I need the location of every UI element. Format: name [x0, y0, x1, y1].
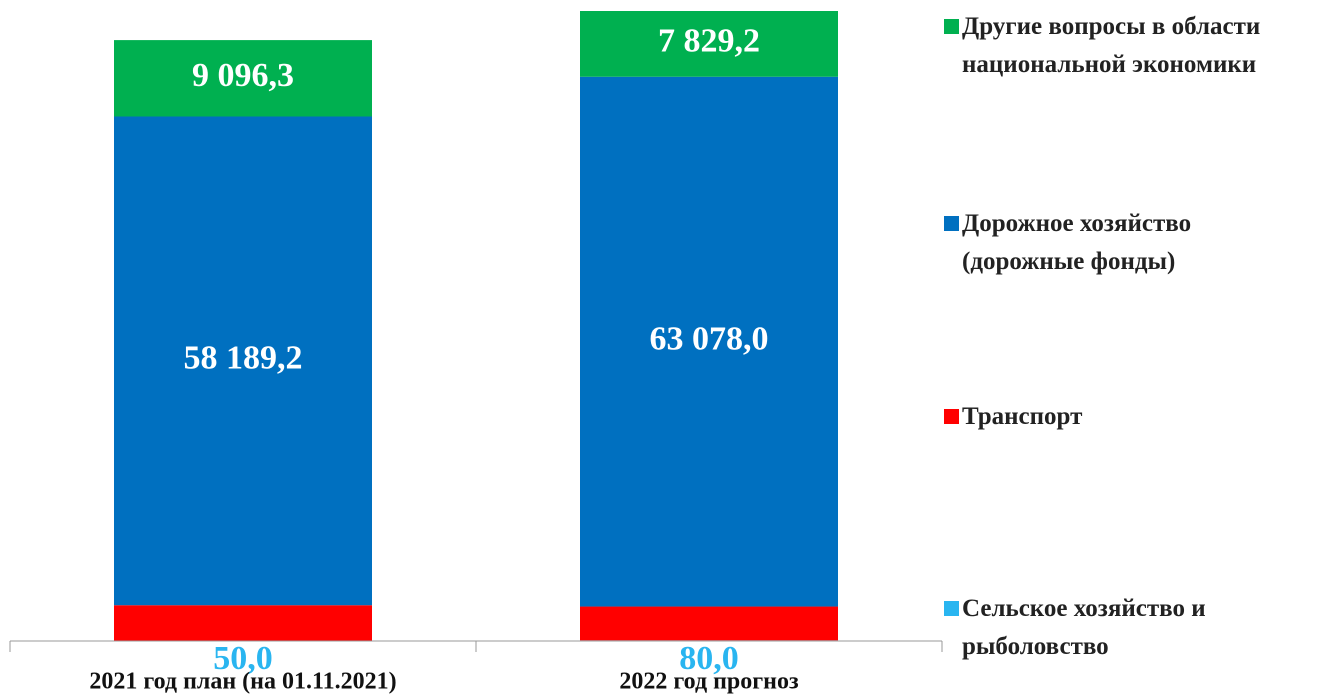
legend-entry: Другие вопросы в области национальной эк… — [944, 8, 1319, 84]
legend-label: Другие вопросы в области национальной эк… — [962, 13, 1261, 78]
x-tick-label: 2022 год прогноз — [619, 669, 799, 694]
data-label: 9 096,3 — [192, 57, 294, 94]
legend-label: Дорожное хозяйство (дорожные фонды) — [962, 210, 1192, 275]
legend-entry: Транспорт — [944, 398, 1319, 436]
legend-label: Транспорт — [962, 403, 1083, 430]
legend-swatch — [944, 19, 959, 34]
bar-segment — [580, 606, 838, 641]
data-label: 50,0 — [213, 640, 273, 677]
x-tick-label: 2021 год план (на 01.11.2021) — [89, 669, 396, 694]
data-label: 7 829,2 — [658, 23, 760, 60]
data-label: 58 189,2 — [184, 340, 303, 377]
bar-segment — [114, 605, 372, 641]
legend-entry: Дорожное хозяйство (дорожные фонды) — [944, 205, 1319, 281]
bar-segment — [114, 116, 372, 606]
legend-label: Сельское хозяйство и рыболовство — [962, 595, 1206, 660]
legend-entry: Сельское хозяйство и рыболовство — [944, 590, 1319, 666]
legend-swatch — [944, 601, 959, 616]
data-label: 63 078,0 — [650, 320, 769, 357]
bar-segment — [580, 76, 838, 607]
legend-swatch — [944, 409, 959, 424]
bar-segment — [114, 40, 372, 117]
data-label: 80,0 — [679, 640, 739, 677]
bar-segment — [580, 11, 838, 77]
legend-swatch — [944, 216, 959, 231]
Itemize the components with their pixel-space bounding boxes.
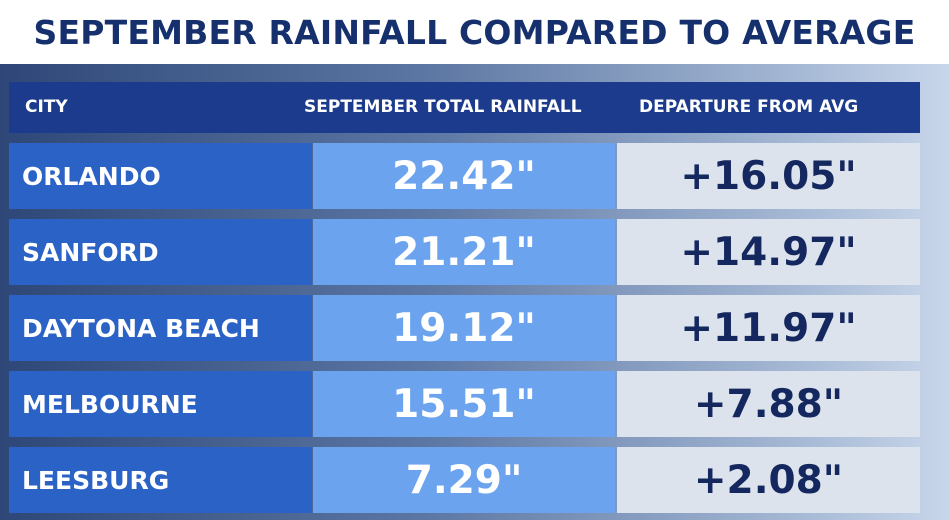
city-cell: MELBOURNE: [9, 371, 312, 437]
header-total-rainfall: SEPTEMBER TOTAL RAINFALL: [304, 97, 582, 117]
table-header: CITY SEPTEMBER TOTAL RAINFALL DEPARTURE …: [9, 82, 920, 133]
header-city: CITY: [25, 97, 68, 117]
total-rainfall-cell: 15.51": [313, 371, 615, 437]
departure-cell: +7.88": [617, 371, 920, 437]
table-row: DAYTONA BEACH 19.12" +11.97": [9, 295, 920, 361]
departure-cell: +16.05": [617, 143, 920, 209]
table-row: ORLANDO 22.42" +16.05": [9, 143, 920, 209]
total-rainfall-cell: 22.42": [313, 143, 615, 209]
departure-cell: +2.08": [617, 447, 920, 513]
table-row: SANFORD 21.21" +14.97": [9, 219, 920, 285]
title-bar: SEPTEMBER RAINFALL COMPARED TO AVERAGE: [0, 0, 949, 64]
city-cell: SANFORD: [9, 219, 312, 285]
total-rainfall-cell: 19.12": [313, 295, 615, 361]
table-row: MELBOURNE 15.51" +7.88": [9, 371, 920, 437]
total-rainfall-cell: 7.29": [313, 447, 615, 513]
total-rainfall-cell: 21.21": [313, 219, 615, 285]
table-background: [0, 64, 949, 520]
departure-cell: +11.97": [617, 295, 920, 361]
city-cell: DAYTONA BEACH: [9, 295, 312, 361]
table-row: LEESBURG 7.29" +2.08": [9, 447, 920, 513]
header-departure: DEPARTURE FROM AVG: [639, 97, 859, 117]
city-cell: ORLANDO: [9, 143, 312, 209]
city-cell: LEESBURG: [9, 447, 312, 513]
departure-cell: +14.97": [617, 219, 920, 285]
chart-title: SEPTEMBER RAINFALL COMPARED TO AVERAGE: [33, 12, 916, 52]
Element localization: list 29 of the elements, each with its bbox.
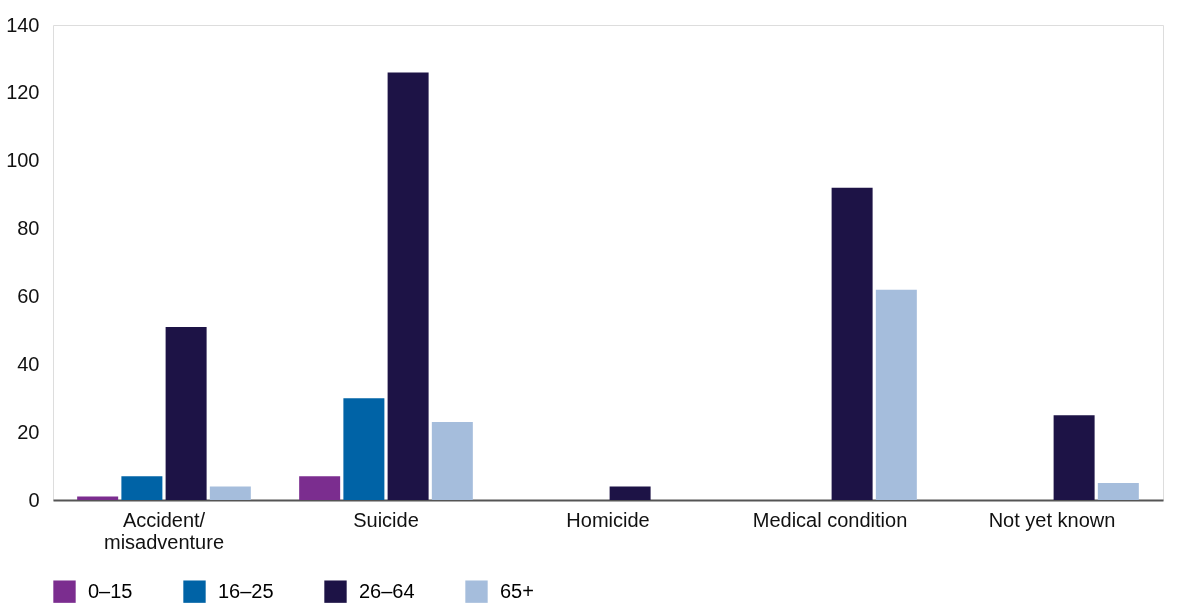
y-tick-label: 140 [6,13,40,36]
y-tick-label: 20 [17,420,40,443]
bar [431,421,473,500]
bar [1097,483,1139,500]
x-tick-label: Accident/ misadventure [103,508,225,553]
bar [387,72,429,500]
y-tick-label: 40 [17,352,40,375]
y-tick-label: 120 [6,81,40,104]
legend-label: 0–15 [88,579,133,602]
legend-label: 26–64 [359,579,415,602]
legend-label: 65+ [500,579,534,602]
legend-label: 16–25 [218,579,274,602]
bar [343,398,385,500]
bar [299,476,341,500]
bar [121,476,163,500]
bar [1053,415,1095,500]
y-tick-label: 100 [6,149,40,172]
y-tick-label: 80 [17,217,40,240]
x-tick-label: Not yet known [988,508,1116,531]
x-tick-label: Medical condition [752,508,908,531]
bar [831,187,873,500]
bar [209,486,251,500]
x-tick-label: Suicide [353,508,419,531]
bar [609,486,651,500]
bar [165,326,207,500]
bar [875,289,917,500]
y-tick-label: 0 [28,488,40,511]
x-tick-label: Homicide [566,508,650,531]
y-tick-label: 60 [17,284,40,307]
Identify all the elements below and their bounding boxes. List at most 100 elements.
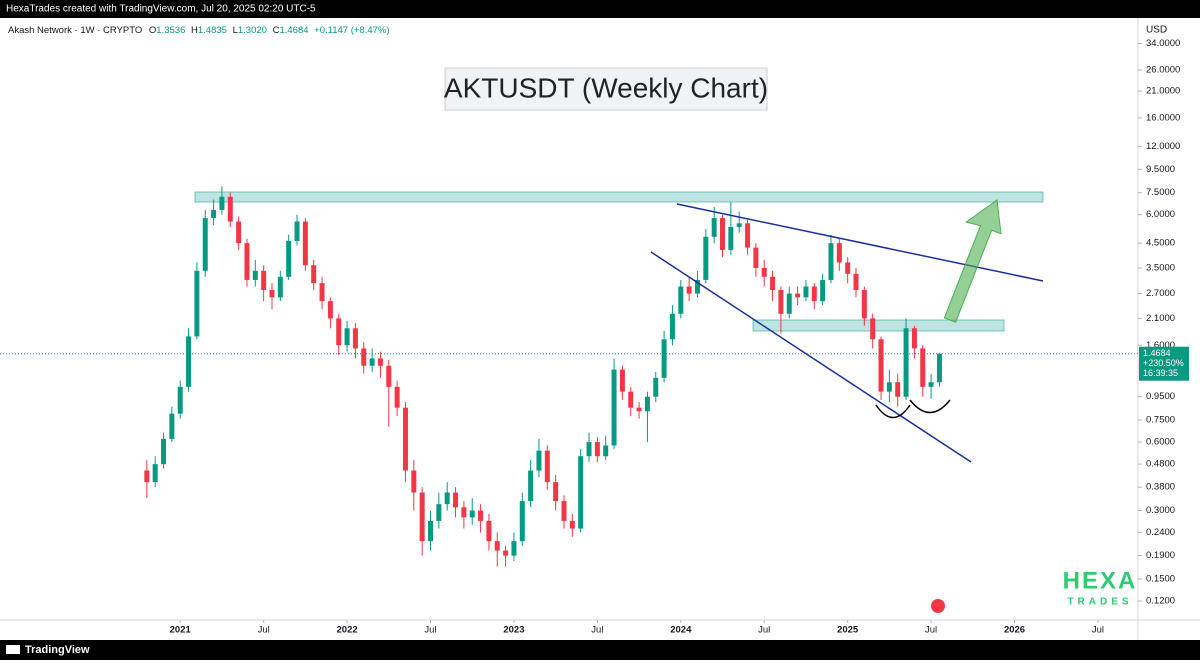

========================================================================

> [Aim of the exercise]:
Write out every row above word for word, leaving out the pictures.

> [Solution to this problem]:
I need the location of every UI element. Format: name [x0, y0, x1, y1].
legend-entry: Другие вопросы в области национальной эк… — [944, 8, 1319, 84]
legend-label: Другие вопросы в области национальной эк… — [962, 13, 1261, 78]
x-tick-label: 2022 год прогноз — [619, 669, 799, 694]
data-label: 9 096,3 — [192, 57, 294, 94]
legend-label: Дорожное хозяйство (дорожные фонды) — [962, 210, 1192, 275]
legend-entry: Транспорт — [944, 398, 1319, 436]
legend-label: Транспорт — [962, 403, 1083, 430]
legend-swatch — [944, 19, 959, 34]
bar-segment — [580, 606, 838, 641]
data-label: 50,0 — [213, 640, 273, 677]
x-tick-label: 2021 год план (на 01.11.2021) — [89, 669, 396, 694]
data-label: 7 829,2 — [658, 23, 760, 60]
data-label: 58 189,2 — [184, 340, 303, 377]
bar-segment — [114, 605, 372, 641]
legend-entry: Дорожное хозяйство (дорожные фонды) — [944, 205, 1319, 281]
bar-segment — [114, 116, 372, 606]
legend-label: Сельское хозяйство и рыболовство — [962, 595, 1206, 660]
legend-entry: Сельское хозяйство и рыболовство — [944, 590, 1319, 666]
legend-swatch — [944, 601, 959, 616]
data-label: 63 078,0 — [650, 320, 769, 357]
bar-segment — [580, 76, 838, 607]
legend-swatch — [944, 409, 959, 424]
bar-segment — [114, 40, 372, 117]
data-label: 80,0 — [679, 640, 739, 677]
bar-segment — [580, 11, 838, 77]
legend-swatch — [944, 216, 959, 231]
Itemize the components with their pixel-space bounding boxes.
city-cell: MELBOURNE: [9, 371, 312, 437]
header-total-rainfall: SEPTEMBER TOTAL RAINFALL: [304, 97, 582, 117]
table-header: CITY SEPTEMBER TOTAL RAINFALL DEPARTURE …: [9, 82, 920, 133]
header-city: CITY: [25, 97, 68, 117]
total-rainfall-cell: 15.51": [313, 371, 615, 437]
departure-cell: +7.88": [617, 371, 920, 437]
table-row: DAYTONA BEACH 19.12" +11.97": [9, 295, 920, 361]
departure-cell: +16.05": [617, 143, 920, 209]
table-row: ORLANDO 22.42" +16.05": [9, 143, 920, 209]
total-rainfall-cell: 22.42": [313, 143, 615, 209]
departure-cell: +2.08": [617, 447, 920, 513]
table-row: SANFORD 21.21" +14.97": [9, 219, 920, 285]
title-bar: SEPTEMBER RAINFALL COMPARED TO AVERAGE: [0, 0, 949, 64]
city-cell: SANFORD: [9, 219, 312, 285]
total-rainfall-cell: 19.12": [313, 295, 615, 361]
table-row: MELBOURNE 15.51" +7.88": [9, 371, 920, 437]
total-rainfall-cell: 7.29": [313, 447, 615, 513]
total-rainfall-cell: 21.21": [313, 219, 615, 285]
table-background: [0, 64, 949, 520]
departure-cell: +11.97": [617, 295, 920, 361]
city-cell: DAYTONA BEACH: [9, 295, 312, 361]
table-row: LEESBURG 7.29" +2.08": [9, 447, 920, 513]
header-departure: DEPARTURE FROM AVG: [639, 97, 859, 117]
city-cell: ORLANDO: [9, 143, 312, 209]
city-cell: LEESBURG: [9, 447, 312, 513]
departure-cell: +14.97": [617, 219, 920, 285]
chart-title: SEPTEMBER RAINFALL COMPARED TO AVERAGE: [33, 12, 916, 52]
Element localization: list 29 of the elements, each with its bbox.
y-tick-label: 140 [6,13,40,36]
y-tick-label: 20 [17,420,40,443]
bar [431,421,473,500]
bar [1097,483,1139,500]
x-tick-label: Accident/ misadventure [103,508,225,553]
bar [387,72,429,500]
y-tick-label: 40 [17,352,40,375]
y-tick-label: 120 [6,81,40,104]
legend-label: 0–15 [88,579,133,602]
legend-label: 26–64 [359,579,415,602]
legend-label: 65+ [500,579,534,602]
legend-label: 16–25 [218,579,274,602]
bar [343,398,385,500]
bar [299,476,341,500]
bar [121,476,163,500]
bar [1053,415,1095,500]
y-tick-label: 100 [6,149,40,172]
y-tick-label: 80 [17,217,40,240]
x-tick-label: Not yet known [988,508,1116,531]
x-tick-label: Medical condition [752,508,908,531]
bar [831,187,873,500]
bar [209,486,251,500]
x-tick-label: Suicide [353,508,419,531]
bar [609,486,651,500]
bar [165,326,207,500]
bar [875,289,917,500]
y-tick-label: 0 [28,488,40,511]
x-tick-label: Homicide [566,508,650,531]
y-tick-label: 60 [17,284,40,307]
Identify all the elements below and their bounding boxes. List at most 100 elements.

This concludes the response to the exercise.